# AIM OF THE EXERCISE:
Gather the lines from the material that contain "Future".
-- DATA TO USE start --
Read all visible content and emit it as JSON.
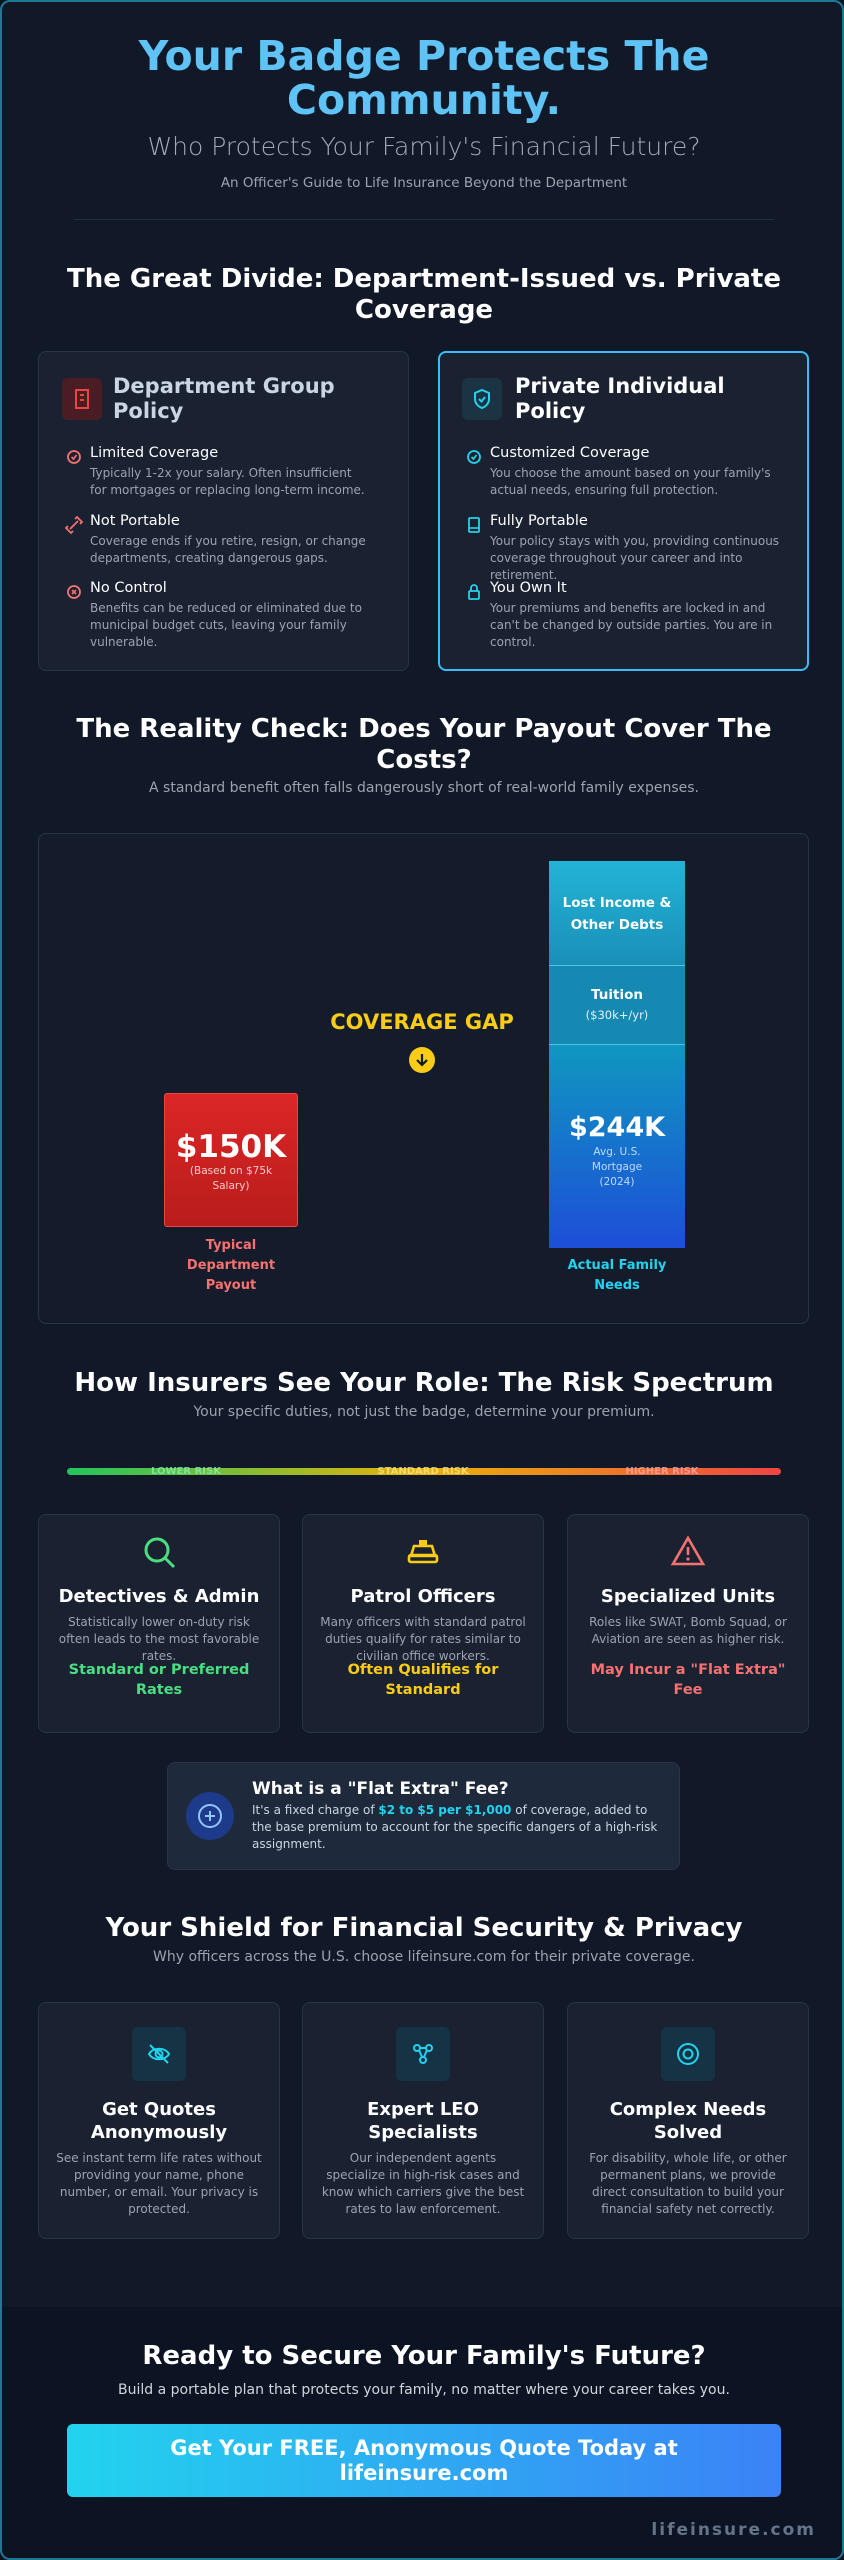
{
  "header": {
    "title": "Your Badge Protects The Community.",
    "subtitle": "Who Protects Your Family's Financial Future?",
    "tagline": "An Officer's Guide to Life Insurance Beyond the Department"
  },
  "divide": {
    "title": "The Great Divide: Department-Issued vs. Private Coverage",
    "department": {
      "title": "Department Group Policy",
      "items": [
        {
          "title": "Limited Coverage",
          "text": "Typically 1-2x your salary. Often insufficient for mortgages or replacing long-term income."
        },
        {
          "title": "Not Portable",
          "text": "Coverage ends if you retire, resign, or change departments, creating dangerous gaps."
        },
        {
          "title": "No Control",
          "text": "Benefits can be reduced or eliminated due to municipal budget cuts, leaving your family vulnerable."
        }
      ]
    },
    "private": {
      "title": "Private Individual Policy",
      "items": [
        {
          "title": "Customized Coverage",
          "text": "You choose the amount based on your family's actual needs, ensuring full protection."
        },
        {
          "title": "Fully Portable",
          "text": "Your policy stays with you, providing continuous coverage throughout your career and into retirement."
        },
        {
          "title": "You Own It",
          "text": "Your premiums and benefits are locked in and can't be changed by outside parties. You are in control."
        }
      ]
    }
  },
  "reality": {
    "title": "The Reality Check: Does Your Payout Cover The Costs?",
    "subtitle": "A standard benefit often falls dangerously short of real-world family expenses.",
    "gap_label": "COVERAGE GAP",
    "payout": {
      "amount": "$150K",
      "note": "(Based on $75k Salary)",
      "label": "Typical Department Payout"
    },
    "needs": {
      "segments": [
        {
          "title": "Lost Income & Other Debts"
        },
        {
          "title": "Tuition",
          "note": "($30k+/yr)"
        },
        {
          "title": "$244K",
          "note": "Avg. U.S. Mortgage (2024)"
        }
      ],
      "label": "Actual Family Needs"
    }
  },
  "risk": {
    "title": "How Insurers See Your Role: The Risk Spectrum",
    "subtitle": "Your specific duties, not just the badge, determine your premium.",
    "scale": [
      "LOWER RISK",
      "STANDARD RISK",
      "HIGHER RISK"
    ],
    "cards": [
      {
        "title": "Detectives & Admin",
        "text": "Statistically lower on-duty risk often leads to the most favorable rates.",
        "rating": "Standard or Preferred Rates"
      },
      {
        "title": "Patrol Officers",
        "text": "Many officers with standard patrol duties qualify for rates similar to civilian office workers.",
        "rating": "Often Qualifies for Standard"
      },
      {
        "title": "Specialized Units",
        "text": "Roles like SWAT, Bomb Squad, or Aviation are seen as higher risk.",
        "rating": "May Incur a \"Flat Extra\" Fee"
      }
    ],
    "flat_extra": {
      "title": "What is a \"Flat Extra\" Fee?",
      "text_before": "It's a fixed charge of ",
      "highlight": "$2 to $5 per $1,000",
      "text_after": " of coverage, added to the base premium to account for the specific dangers of a high-risk assignment."
    }
  },
  "shield": {
    "title": "Your Shield for Financial Security & Privacy",
    "subtitle": "Why officers across the U.S. choose lifeinsure.com for their private coverage.",
    "cards": [
      {
        "title": "Get Quotes Anonymously",
        "text": "See instant term life rates without providing your name, phone number, or email. Your privacy is protected."
      },
      {
        "title": "Expert LEO Specialists",
        "text": "Our independent agents specialize in high-risk cases and know which carriers give the best rates to law enforcement."
      },
      {
        "title": "Complex Needs Solved",
        "text": "For disability, whole life, or other permanent plans, we provide direct consultation to build your financial safety net correctly."
      }
    ]
  },
  "cta": {
    "title": "Ready to Secure Your Family's Future?",
    "subtitle": "Build a portable plan that protects your family, no matter where your career takes you.",
    "button": "Get Your FREE, Anonymous Quote Today at lifeinsure.com",
    "footer": "lifeinsure.com"
  }
}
-- DATA TO USE end --
# EXERCISE SOLUTION:
    "subtitle": "Who Protects Your Family's Financial Future?",
    "title": "Ready to Secure Your Family's Future?",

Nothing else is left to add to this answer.